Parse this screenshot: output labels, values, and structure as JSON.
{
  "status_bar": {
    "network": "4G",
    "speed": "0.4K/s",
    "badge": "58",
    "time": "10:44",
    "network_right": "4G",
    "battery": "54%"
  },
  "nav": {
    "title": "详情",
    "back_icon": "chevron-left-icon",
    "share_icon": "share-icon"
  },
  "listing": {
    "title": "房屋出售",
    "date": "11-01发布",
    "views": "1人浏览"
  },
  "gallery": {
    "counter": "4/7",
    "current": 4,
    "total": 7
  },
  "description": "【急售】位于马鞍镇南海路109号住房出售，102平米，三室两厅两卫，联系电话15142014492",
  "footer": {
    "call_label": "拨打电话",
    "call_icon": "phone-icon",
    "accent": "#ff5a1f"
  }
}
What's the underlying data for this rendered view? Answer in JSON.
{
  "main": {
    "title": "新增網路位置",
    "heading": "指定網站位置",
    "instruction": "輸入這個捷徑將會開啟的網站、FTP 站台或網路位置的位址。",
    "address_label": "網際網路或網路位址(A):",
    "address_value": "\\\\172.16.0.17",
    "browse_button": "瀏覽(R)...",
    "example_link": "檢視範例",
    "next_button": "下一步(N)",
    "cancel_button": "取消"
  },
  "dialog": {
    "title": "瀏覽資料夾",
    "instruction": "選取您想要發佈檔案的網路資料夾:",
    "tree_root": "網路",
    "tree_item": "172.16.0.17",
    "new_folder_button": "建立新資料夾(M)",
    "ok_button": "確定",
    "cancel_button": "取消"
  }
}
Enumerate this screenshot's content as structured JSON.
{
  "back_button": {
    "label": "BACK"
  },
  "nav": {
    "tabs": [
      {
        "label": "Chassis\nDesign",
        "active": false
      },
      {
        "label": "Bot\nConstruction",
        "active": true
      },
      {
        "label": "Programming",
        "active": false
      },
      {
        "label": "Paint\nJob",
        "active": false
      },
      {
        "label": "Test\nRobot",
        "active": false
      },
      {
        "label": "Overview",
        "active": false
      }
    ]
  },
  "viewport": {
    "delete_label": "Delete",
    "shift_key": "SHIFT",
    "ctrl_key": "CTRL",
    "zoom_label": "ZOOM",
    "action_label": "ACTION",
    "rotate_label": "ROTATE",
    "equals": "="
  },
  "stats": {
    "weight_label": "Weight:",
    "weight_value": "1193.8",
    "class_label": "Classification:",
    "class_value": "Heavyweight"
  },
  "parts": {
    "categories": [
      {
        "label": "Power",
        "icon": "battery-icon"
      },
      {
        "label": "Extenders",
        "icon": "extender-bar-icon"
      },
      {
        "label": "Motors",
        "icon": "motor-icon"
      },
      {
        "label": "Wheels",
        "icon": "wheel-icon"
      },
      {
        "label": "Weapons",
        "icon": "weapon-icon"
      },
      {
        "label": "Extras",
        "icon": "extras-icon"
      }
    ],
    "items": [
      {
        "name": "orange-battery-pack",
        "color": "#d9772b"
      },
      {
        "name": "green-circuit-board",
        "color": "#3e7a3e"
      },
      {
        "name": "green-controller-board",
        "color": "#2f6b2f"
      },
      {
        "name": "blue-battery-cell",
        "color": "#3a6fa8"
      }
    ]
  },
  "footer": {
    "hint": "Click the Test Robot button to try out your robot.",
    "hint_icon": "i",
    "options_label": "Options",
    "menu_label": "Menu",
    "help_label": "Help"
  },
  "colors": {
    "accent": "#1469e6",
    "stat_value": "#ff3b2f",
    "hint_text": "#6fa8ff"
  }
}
• • • •
EXERCISE REQUIREMENTS
Reproduce the material precisely, including every line.

TASK OUTPUT
Parse this screenshot: output labels, values, and structure as JSON.
{
  "status_bar": {
    "network": "4G",
    "speed": "0.4K/s",
    "badge": "58",
    "time": "10:44",
    "network_right": "4G",
    "battery": "54%"
  },
  "nav": {
    "title": "详情",
    "back_icon": "chevron-left-icon",
    "share_icon": "share-icon"
  },
  "listing": {
    "title": "房屋出售",
    "date": "11-01发布",
    "views": "1人浏览"
  },
  "gallery": {
    "counter": "4/7",
    "current": 4,
    "total": 7
  },
  "description": "【急售】位于马鞍镇南海路109号住房出售，102平米，三室两厅两卫，联系电话15142014492",
  "footer": {
    "call_label": "拨打电话",
    "call_icon": "phone-icon",
    "accent": "#ff5a1f"
  }
}
What's the underlying data for this rendered view? Answer in JSON.
{
  "main": {
    "title": "新增網路位置",
    "heading": "指定網站位置",
    "instruction": "輸入這個捷徑將會開啟的網站、FTP 站台或網路位置的位址。",
    "address_label": "網際網路或網路位址(A):",
    "address_value": "\\\\172.16.0.17",
    "browse_button": "瀏覽(R)...",
    "example_link": "檢視範例",
    "next_button": "下一步(N)",
    "cancel_button": "取消"
  },
  "dialog": {
    "title": "瀏覽資料夾",
    "instruction": "選取您想要發佈檔案的網路資料夾:",
    "tree_root": "網路",
    "tree_item": "172.16.0.17",
    "new_folder_button": "建立新資料夾(M)",
    "ok_button": "確定",
    "cancel_button": "取消"
  }
}
Enumerate this screenshot's content as structured JSON.
{
  "back_button": {
    "label": "BACK"
  },
  "nav": {
    "tabs": [
      {
        "label": "Chassis\nDesign",
        "active": false
      },
      {
        "label": "Bot\nConstruction",
        "active": true
      },
      {
        "label": "Programming",
        "active": false
      },
      {
        "label": "Paint\nJob",
        "active": false
      },
      {
        "label": "Test\nRobot",
        "active": false
      },
      {
        "label": "Overview",
        "active": false
      }
    ]
  },
  "viewport": {
    "delete_label": "Delete",
    "shift_key": "SHIFT",
    "ctrl_key": "CTRL",
    "zoom_label": "ZOOM",
    "action_label": "ACTION",
    "rotate_label": "ROTATE",
    "equals": "="
  },
  "stats": {
    "weight_label": "Weight:",
    "weight_value": "1193.8",
    "class_label": "Classification:",
    "class_value": "Heavyweight"
  },
  "parts": {
    "categories": [
      {
        "label": "Power",
        "icon": "battery-icon"
      },
      {
        "label": "Extenders",
        "icon": "extender-bar-icon"
      },
      {
        "label": "Motors",
        "icon": "motor-icon"
      },
      {
        "label": "Wheels",
        "icon": "wheel-icon"
      },
      {
        "label": "Weapons",
        "icon": "weapon-icon"
      },
      {
        "label": "Extras",
        "icon": "extras-icon"
      }
    ],
    "items": [
      {
        "name": "orange-battery-pack",
        "color": "#d9772b"
      },
      {
        "name": "green-circuit-board",
        "color": "#3e7a3e"
      },
      {
        "name": "green-controller-board",
        "color": "#2f6b2f"
      },
      {
        "name": "blue-battery-cell",
        "color": "#3a6fa8"
      }
    ]
  },
  "footer": {
    "hint": "Click the Test Robot button to try out your robot.",
    "hint_icon": "i",
    "options_label": "Options",
    "menu_label": "Menu",
    "help_label": "Help"
  },
  "colors": {
    "accent": "#1469e6",
    "stat_value": "#ff3b2f",
    "hint_text": "#6fa8ff"
  }
}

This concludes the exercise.